• [SHORT PROBLEM] Omit all images, then return the remaining material exactly as it stands.

• [LISTED ENTRIES]
◆ ◆ ◆ ◆ ◆ ◆ ◆

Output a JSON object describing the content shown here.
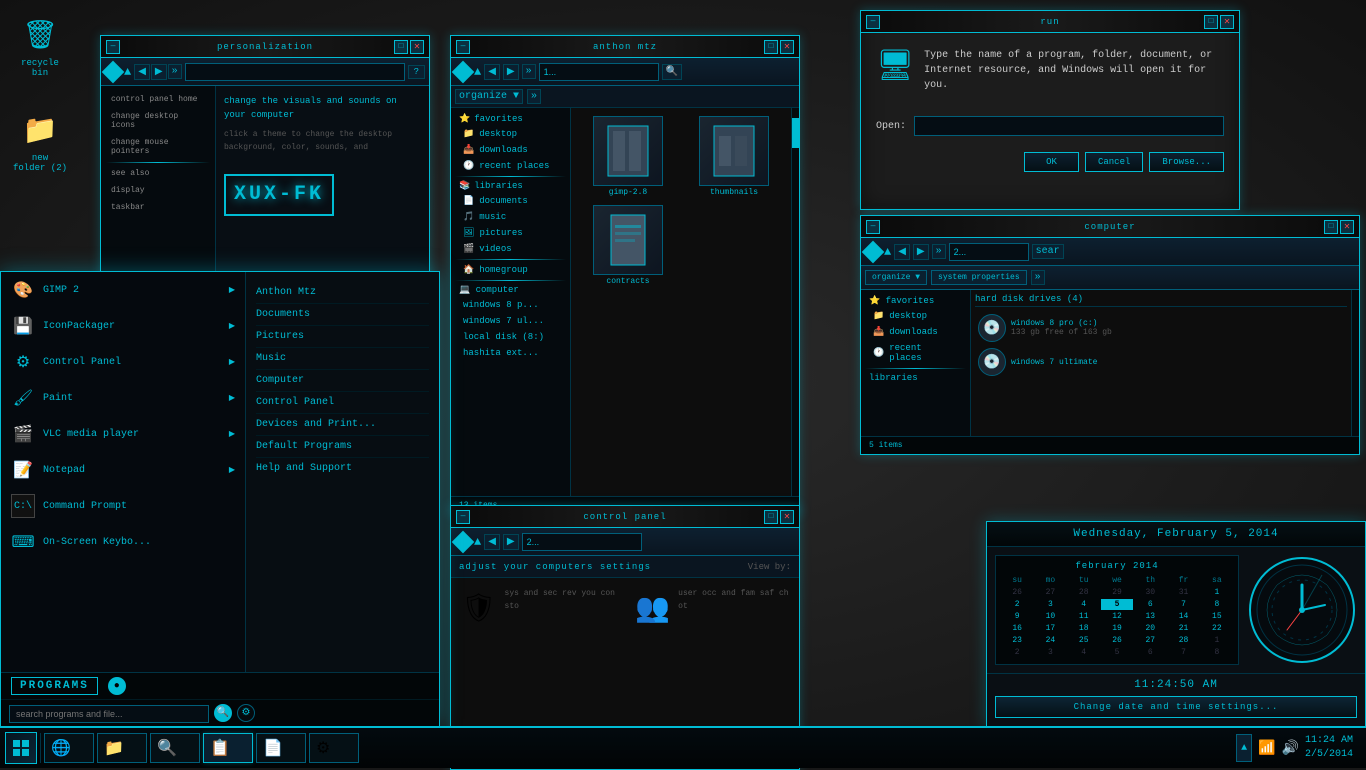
{
  "desktop": {
    "icons": [
      {
        "id": "recycle-bin",
        "label": "recycle\nbin",
        "icon": "🗑"
      },
      {
        "id": "new-folder",
        "label": "new\nfolder (2)",
        "icon": "📁"
      }
    ]
  },
  "windows": {
    "personalization": {
      "title": "personalization",
      "sidebar": {
        "items": [
          {
            "label": "control panel home",
            "active": false
          },
          {
            "label": "change desktop icons",
            "active": false
          },
          {
            "label": "change mouse pointers",
            "active": false
          }
        ],
        "see_also": "see also",
        "see_also_items": [
          "display",
          "taskbar"
        ]
      },
      "main_text": "change the visuals and sounds on your computer",
      "hint_text": "click a theme to change the desktop background, color, sounds, and",
      "logo": "XUX-FK"
    },
    "anthon_mtz": {
      "title": "anthon mtz",
      "organize_btn": "organize ▼",
      "toolbar_btn": "»",
      "favorites": {
        "label": "favorites",
        "items": [
          "desktop",
          "downloads",
          "recent places"
        ]
      },
      "libraries": {
        "label": "libraries",
        "items": [
          "documents",
          "music",
          "pictures",
          "videos"
        ]
      },
      "homegroup": "homegroup",
      "computer": "computer",
      "computer_items": [
        "windows 8 p...",
        "windows 7 ul...",
        "local disk (8:)",
        "hashita ext..."
      ],
      "status": "13 items",
      "thumbnails": [
        {
          "label": "gimp-2.8",
          "icon": "📦"
        },
        {
          "label": "thumbnails",
          "icon": "📄"
        },
        {
          "label": "contracts",
          "icon": "📋"
        }
      ]
    },
    "run": {
      "title": "run",
      "description": "Type the name of a program, folder, document, or Internet resource, and Windows will open it for you.",
      "open_label": "Open:",
      "ok_label": "OK",
      "cancel_label": "Cancel",
      "browse_label": "Browse..."
    },
    "computer": {
      "title": "computer",
      "search_placeholder": "sear",
      "organize_btn": "organize ▼",
      "sysprops_btn": "system properties",
      "toolbar_btn": "»",
      "favorites": {
        "items": [
          "desktop",
          "downloads",
          "recent places"
        ]
      },
      "hard_disk": {
        "label": "hard disk drives (4)",
        "items": [
          {
            "name": "windows 8 pro (c:)",
            "free": "133 gb free of 163 gb"
          },
          {
            "name": "windows 7 ultimate",
            "free": ""
          }
        ]
      },
      "libraries": {
        "label": "libraries"
      },
      "status": "5 items"
    },
    "control_panel": {
      "title": "control panel",
      "description": "adjust your computers settings",
      "view_by": "View by:",
      "categories": [
        {
          "icon": "🛡",
          "label": "sys and sec rev you con sto"
        },
        {
          "icon": "👥",
          "label": "user occ and fam saf ch ot"
        }
      ]
    }
  },
  "start_menu": {
    "pinned_apps": [
      {
        "label": "GIMP 2",
        "icon": "🎨"
      },
      {
        "label": "IconPackager",
        "icon": "💾"
      },
      {
        "label": "Control Panel",
        "icon": "⚙"
      },
      {
        "label": "Paint",
        "icon": "🖌"
      },
      {
        "label": "VLC media player",
        "icon": "🎬"
      },
      {
        "label": "Notepad",
        "icon": "📝"
      },
      {
        "label": "Command Prompt",
        "icon": "⬛"
      },
      {
        "label": "On-Screen Keybo...",
        "icon": "⌨"
      }
    ],
    "right_items": [
      "Anthon Mtz",
      "Documents",
      "Pictures",
      "Music",
      "Computer",
      "Control Panel",
      "Devices and Print...",
      "Default Programs",
      "Help and Support"
    ],
    "programs_label": "PROGRAMS",
    "search_placeholder": "search programs and file..."
  },
  "clock_widget": {
    "date_header": "Wednesday, February 5, 2014",
    "calendar_title": "february 2014",
    "day_headers": [
      "su",
      "mo",
      "tu",
      "we",
      "th",
      "fr",
      "sa"
    ],
    "weeks": [
      [
        "26",
        "27",
        "28",
        "29",
        "30",
        "31",
        "1"
      ],
      [
        "2",
        "3",
        "4",
        "5",
        "6",
        "7",
        "8"
      ],
      [
        "9",
        "10",
        "11",
        "12",
        "13",
        "14",
        "15"
      ],
      [
        "16",
        "17",
        "18",
        "19",
        "20",
        "21",
        "22"
      ],
      [
        "23",
        "24",
        "25",
        "26",
        "27",
        "28",
        "1"
      ],
      [
        "2",
        "3",
        "4",
        "5",
        "6",
        "7",
        "8"
      ]
    ],
    "today": "5",
    "time_digital": "11:24:50 AM",
    "change_date_btn": "Change date and time settings..."
  },
  "taskbar": {
    "items": [
      {
        "icon": "🌐",
        "active": false
      },
      {
        "icon": "📁",
        "active": false
      },
      {
        "icon": "🔍",
        "active": false
      },
      {
        "icon": "📋",
        "active": false
      },
      {
        "icon": "📄",
        "active": false
      },
      {
        "icon": "⚙",
        "active": false
      }
    ],
    "time": "11:24 AM",
    "date": "2/5/2014",
    "tray_icons": [
      "📶",
      "🔊"
    ]
  }
}
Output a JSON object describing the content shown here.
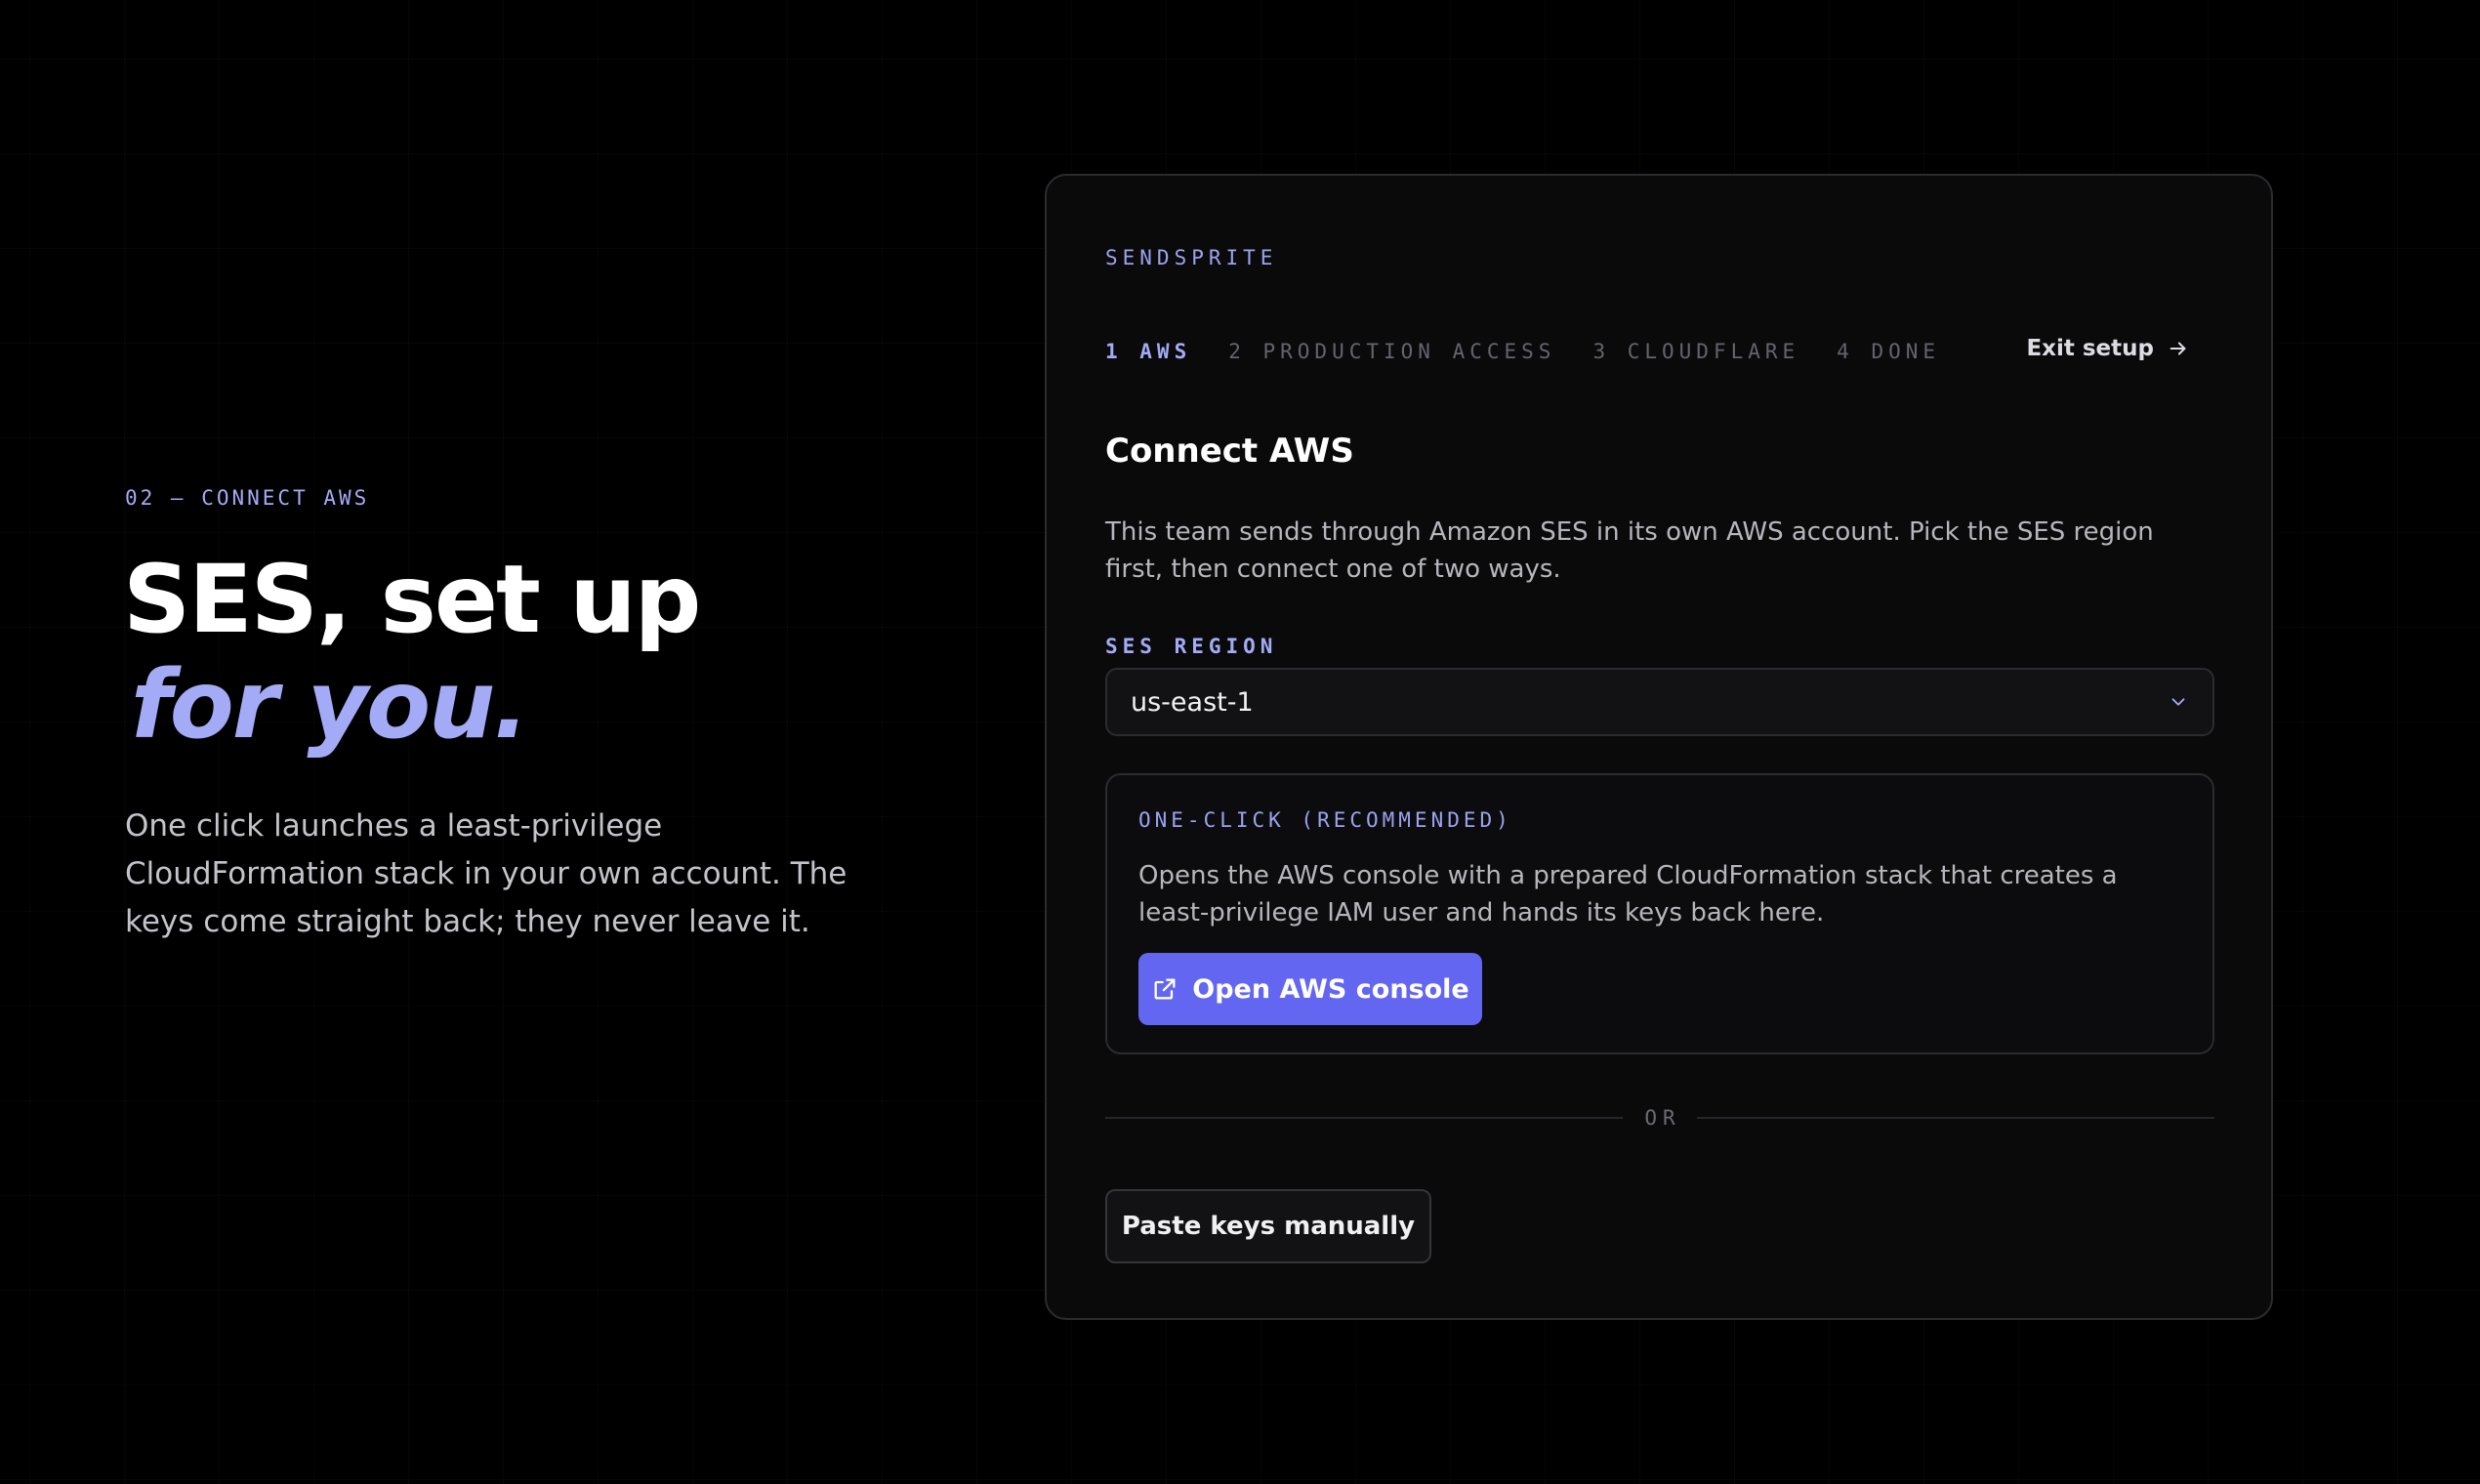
{
  "hero": {
    "eyebrow": "02 — CONNECT AWS",
    "title_line1": "SES, set up",
    "title_line2": "for you.",
    "copy": "One click launches a least-privilege CloudFormation stack in your own account. The keys come straight back; they never leave it."
  },
  "card": {
    "brand": "SENDSPRITE",
    "steps": [
      {
        "label": "1 AWS",
        "active": true
      },
      {
        "label": "2 PRODUCTION ACCESS",
        "active": false
      },
      {
        "label": "3 CLOUDFLARE",
        "active": false
      },
      {
        "label": "4 DONE",
        "active": false
      }
    ],
    "exit_label": "Exit setup",
    "title": "Connect AWS",
    "description": "This team sends through Amazon SES in its own AWS account. Pick the SES region first, then connect one of two ways.",
    "region": {
      "label": "SES REGION",
      "value": "us-east-1"
    },
    "one_click": {
      "label": "ONE-CLICK (RECOMMENDED)",
      "description": "Opens the AWS console with a prepared CloudFormation stack that creates a least-privilege IAM user and hands its keys back here.",
      "button_label": "Open AWS console",
      "button_icon": "external-link-icon"
    },
    "divider_text": "OR",
    "manual_button_label": "Paste keys manually"
  },
  "colors": {
    "background": "#000000",
    "card": "#0a0a0b",
    "accent": "#a4abf6",
    "primary_button": "#6366f1"
  }
}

◆ ◆ ◆ ◆ ◆ ◆ ◆

• [TASK RESULT]
Output a JSON object describing the content shown here.
{
  "desktop": {
    "icons": [
      {
        "id": "recycle-bin",
        "label": "recycle\nbin",
        "icon": "🗑"
      },
      {
        "id": "new-folder",
        "label": "new\nfolder (2)",
        "icon": "📁"
      }
    ]
  },
  "windows": {
    "personalization": {
      "title": "personalization",
      "sidebar": {
        "items": [
          {
            "label": "control panel home",
            "active": false
          },
          {
            "label": "change desktop icons",
            "active": false
          },
          {
            "label": "change mouse pointers",
            "active": false
          }
        ],
        "see_also": "see also",
        "see_also_items": [
          "display",
          "taskbar"
        ]
      },
      "main_text": "change the visuals and sounds on your computer",
      "hint_text": "click a theme to change the desktop background, color, sounds, and",
      "logo": "XUX-FK"
    },
    "anthon_mtz": {
      "title": "anthon mtz",
      "organize_btn": "organize ▼",
      "toolbar_btn": "»",
      "favorites": {
        "label": "favorites",
        "items": [
          "desktop",
          "downloads",
          "recent places"
        ]
      },
      "libraries": {
        "label": "libraries",
        "items": [
          "documents",
          "music",
          "pictures",
          "videos"
        ]
      },
      "homegroup": "homegroup",
      "computer": "computer",
      "computer_items": [
        "windows 8 p...",
        "windows 7 ul...",
        "local disk (8:)",
        "hashita ext..."
      ],
      "status": "13 items",
      "thumbnails": [
        {
          "label": "gimp-2.8",
          "icon": "📦"
        },
        {
          "label": "thumbnails",
          "icon": "📄"
        },
        {
          "label": "contracts",
          "icon": "📋"
        }
      ]
    },
    "run": {
      "title": "run",
      "description": "Type the name of a program, folder, document, or Internet resource, and Windows will open it for you.",
      "open_label": "Open:",
      "ok_label": "OK",
      "cancel_label": "Cancel",
      "browse_label": "Browse..."
    },
    "computer": {
      "title": "computer",
      "search_placeholder": "sear",
      "organize_btn": "organize ▼",
      "sysprops_btn": "system properties",
      "toolbar_btn": "»",
      "favorites": {
        "items": [
          "desktop",
          "downloads",
          "recent places"
        ]
      },
      "hard_disk": {
        "label": "hard disk drives (4)",
        "items": [
          {
            "name": "windows 8 pro (c:)",
            "free": "133 gb free of 163 gb"
          },
          {
            "name": "windows 7 ultimate",
            "free": ""
          }
        ]
      },
      "libraries": {
        "label": "libraries"
      },
      "status": "5 items"
    },
    "control_panel": {
      "title": "control panel",
      "description": "adjust your computers settings",
      "view_by": "View by:",
      "categories": [
        {
          "icon": "🛡",
          "label": "sys and sec rev you con sto"
        },
        {
          "icon": "👥",
          "label": "user occ and fam saf ch ot"
        }
      ]
    }
  },
  "start_menu": {
    "pinned_apps": [
      {
        "label": "GIMP 2",
        "icon": "🎨"
      },
      {
        "label": "IconPackager",
        "icon": "💾"
      },
      {
        "label": "Control Panel",
        "icon": "⚙"
      },
      {
        "label": "Paint",
        "icon": "🖌"
      },
      {
        "label": "VLC media player",
        "icon": "🎬"
      },
      {
        "label": "Notepad",
        "icon": "📝"
      },
      {
        "label": "Command Prompt",
        "icon": "⬛"
      },
      {
        "label": "On-Screen Keybo...",
        "icon": "⌨"
      }
    ],
    "right_items": [
      "Anthon Mtz",
      "Documents",
      "Pictures",
      "Music",
      "Computer",
      "Control Panel",
      "Devices and Print...",
      "Default Programs",
      "Help and Support"
    ],
    "programs_label": "PROGRAMS",
    "search_placeholder": "search programs and file..."
  },
  "clock_widget": {
    "date_header": "Wednesday, February 5, 2014",
    "calendar_title": "february 2014",
    "day_headers": [
      "su",
      "mo",
      "tu",
      "we",
      "th",
      "fr",
      "sa"
    ],
    "weeks": [
      [
        "26",
        "27",
        "28",
        "29",
        "30",
        "31",
        "1"
      ],
      [
        "2",
        "3",
        "4",
        "5",
        "6",
        "7",
        "8"
      ],
      [
        "9",
        "10",
        "11",
        "12",
        "13",
        "14",
        "15"
      ],
      [
        "16",
        "17",
        "18",
        "19",
        "20",
        "21",
        "22"
      ],
      [
        "23",
        "24",
        "25",
        "26",
        "27",
        "28",
        "1"
      ],
      [
        "2",
        "3",
        "4",
        "5",
        "6",
        "7",
        "8"
      ]
    ],
    "today": "5",
    "time_digital": "11:24:50 AM",
    "change_date_btn": "Change date and time settings..."
  },
  "taskbar": {
    "items": [
      {
        "icon": "🌐",
        "active": false
      },
      {
        "icon": "📁",
        "active": false
      },
      {
        "icon": "🔍",
        "active": false
      },
      {
        "icon": "📋",
        "active": false
      },
      {
        "icon": "📄",
        "active": false
      },
      {
        "icon": "⚙",
        "active": false
      }
    ],
    "time": "11:24 AM",
    "date": "2/5/2014",
    "tray_icons": [
      "📶",
      "🔊"
    ]
  }
}
Output a JSON object describing the content shown here.
{
  "hero": {
    "eyebrow": "02 — CONNECT AWS",
    "title_line1": "SES, set up",
    "title_line2": "for you.",
    "copy": "One click launches a least-privilege CloudFormation stack in your own account. The keys come straight back; they never leave it."
  },
  "card": {
    "brand": "SENDSPRITE",
    "steps": [
      {
        "label": "1 AWS",
        "active": true
      },
      {
        "label": "2 PRODUCTION ACCESS",
        "active": false
      },
      {
        "label": "3 CLOUDFLARE",
        "active": false
      },
      {
        "label": "4 DONE",
        "active": false
      }
    ],
    "exit_label": "Exit setup",
    "title": "Connect AWS",
    "description": "This team sends through Amazon SES in its own AWS account. Pick the SES region first, then connect one of two ways.",
    "region": {
      "label": "SES REGION",
      "value": "us-east-1"
    },
    "one_click": {
      "label": "ONE-CLICK (RECOMMENDED)",
      "description": "Opens the AWS console with a prepared CloudFormation stack that creates a least-privilege IAM user and hands its keys back here.",
      "button_label": "Open AWS console",
      "button_icon": "external-link-icon"
    },
    "divider_text": "OR",
    "manual_button_label": "Paste keys manually"
  },
  "colors": {
    "background": "#000000",
    "card": "#0a0a0b",
    "accent": "#a4abf6",
    "primary_button": "#6366f1"
  }
}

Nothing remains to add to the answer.